Stored data entries:
********

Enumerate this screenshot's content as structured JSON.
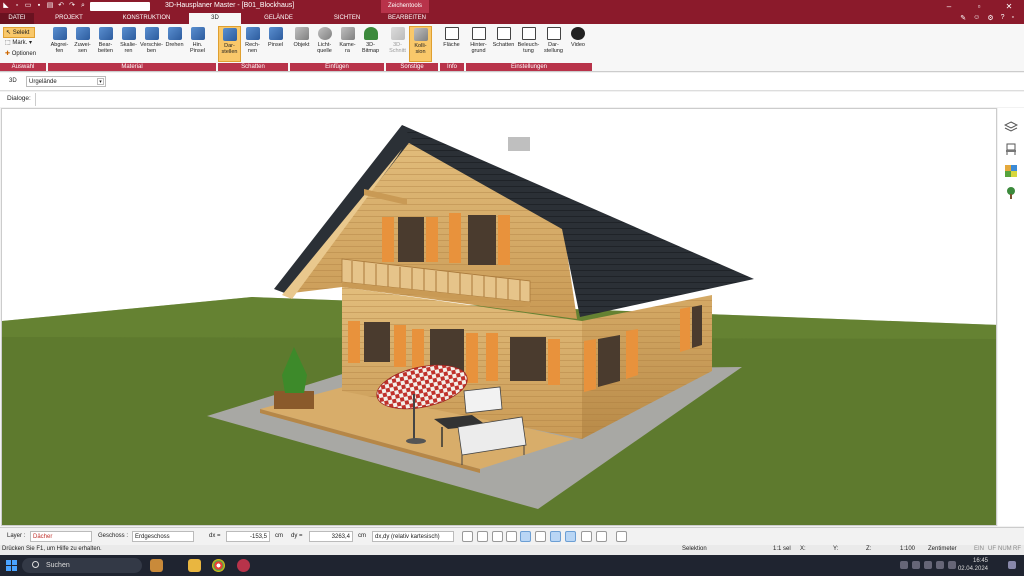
{
  "window": {
    "title": "3D-Hausplaner Master - [B01_Blockhaus]",
    "context_tab": "Zeichentools"
  },
  "menu_tabs": [
    {
      "label": "DATEI"
    },
    {
      "label": "PROJEKT"
    },
    {
      "label": "KONSTRUKTION"
    },
    {
      "label": "3D"
    },
    {
      "label": "GELÄNDE"
    },
    {
      "label": "SICHTEN"
    },
    {
      "label": "BEARBEITEN"
    }
  ],
  "ribbon": {
    "auswahl": {
      "label": "Auswahl",
      "selekt": "Selekt",
      "mark": "Mark.",
      "optionen": "Optionen"
    },
    "material": {
      "label": "Material",
      "buttons": [
        "Abgrei-\nfen",
        "Zuwei-\nsen",
        "Bear-\nbeiten",
        "Skalie-\nren",
        "Verschie-\nben",
        "Drehen",
        "Hin.\nPinsel"
      ]
    },
    "schatten": {
      "label": "Schatten",
      "buttons": [
        "Dar-\nstellen",
        "Rech-\nnen",
        "Pinsel"
      ]
    },
    "einfuegen": {
      "label": "Einfügen",
      "buttons": [
        "Objekt",
        "Licht-\nquelle",
        "Kame-\nra",
        "3D-\nBitmap"
      ]
    },
    "sonstige": {
      "label": "Sonstige",
      "buttons": [
        "3D-\nSchnitt",
        "Kolli-\nsion"
      ]
    },
    "info": {
      "label": "Info",
      "buttons": [
        "Fläche"
      ]
    },
    "einstellungen": {
      "label": "Einstellungen",
      "buttons": [
        "Hinter-\ngrund",
        "Schatten",
        "Beleuch-\ntung",
        "Dar-\nstellung",
        "Video"
      ]
    }
  },
  "viewbar": {
    "label": "3D",
    "combo_value": "Urgelände"
  },
  "dialogbar": {
    "label": "Dialoge:"
  },
  "statusbar": {
    "layer_label": "Layer :",
    "layer_value": "Dächer",
    "geschoss_label": "Geschoss :",
    "geschoss_value": "Erdgeschoss",
    "dx_label": "dx =",
    "dx_value": "-153,5",
    "dx_unit": "cm",
    "dy_label": "dy =",
    "dy_value": "3263,4",
    "dy_unit": "cm",
    "mode_value": "dx,dy (relativ kartesisch)"
  },
  "statusbar2": {
    "help": "Drücken Sie F1, um Hilfe zu erhalten.",
    "mode": "Selektion",
    "sel": "1:1 sel",
    "x": "X:",
    "y": "Y:",
    "z": "Z:",
    "scale": "1:100",
    "unit": "Zentimeter",
    "flags": [
      "EIN",
      "UF",
      "NUM",
      "RF"
    ]
  },
  "taskbar": {
    "search": "Suchen",
    "time": "16:45",
    "date": "02.04.2024"
  },
  "colors": {
    "title_bar": "#8b1a2b",
    "group_label": "#b8334a",
    "active_button": "#f9c86a",
    "grass": "#5e7a2e",
    "roof": "#2b3036",
    "wood": "#d9b06e"
  }
}
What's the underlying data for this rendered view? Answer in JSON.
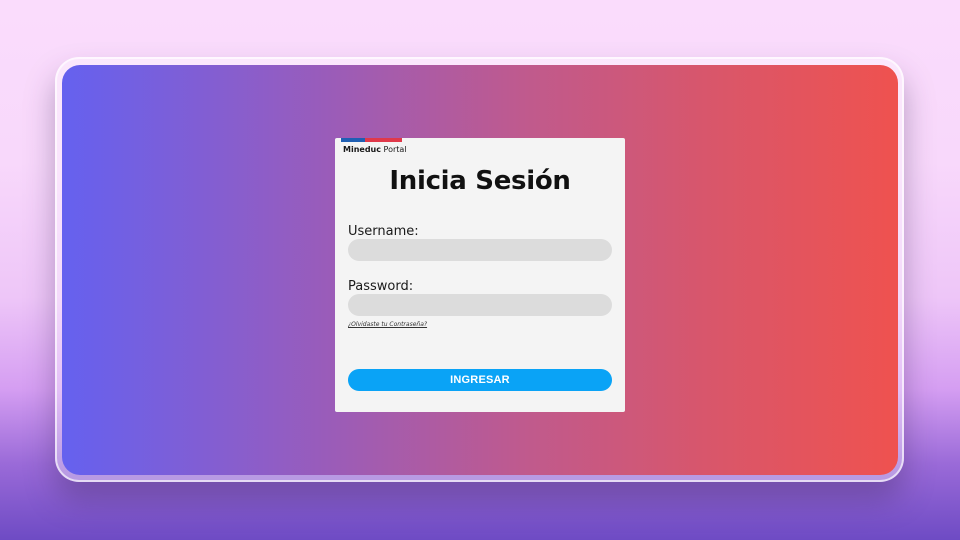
{
  "brand": {
    "name_bold": "Mineduc",
    "name_rest": " Portal",
    "colors": {
      "blue": "#1f5fb3",
      "red": "#e0394a"
    }
  },
  "login": {
    "title": "Inicia Sesión",
    "username_label": "Username:",
    "username_value": "",
    "password_label": "Password:",
    "password_value": "",
    "forgot_link": "¿Olvidaste tu Contraseña?",
    "submit_label": "INGRESAR"
  },
  "colors": {
    "gradient_start": "#6561ef",
    "gradient_end": "#ef524f",
    "button": "#0aa3f6",
    "card": "#f4f4f4",
    "input_bg": "#dcdcdc"
  }
}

********

**What you will do:** Find each line holding the word "JSON" and copy it.

**Solution for this problem:**
Enumerate this screenshot's content as structured JSON.
What's the underlying data for this rendered view? Answer in JSON.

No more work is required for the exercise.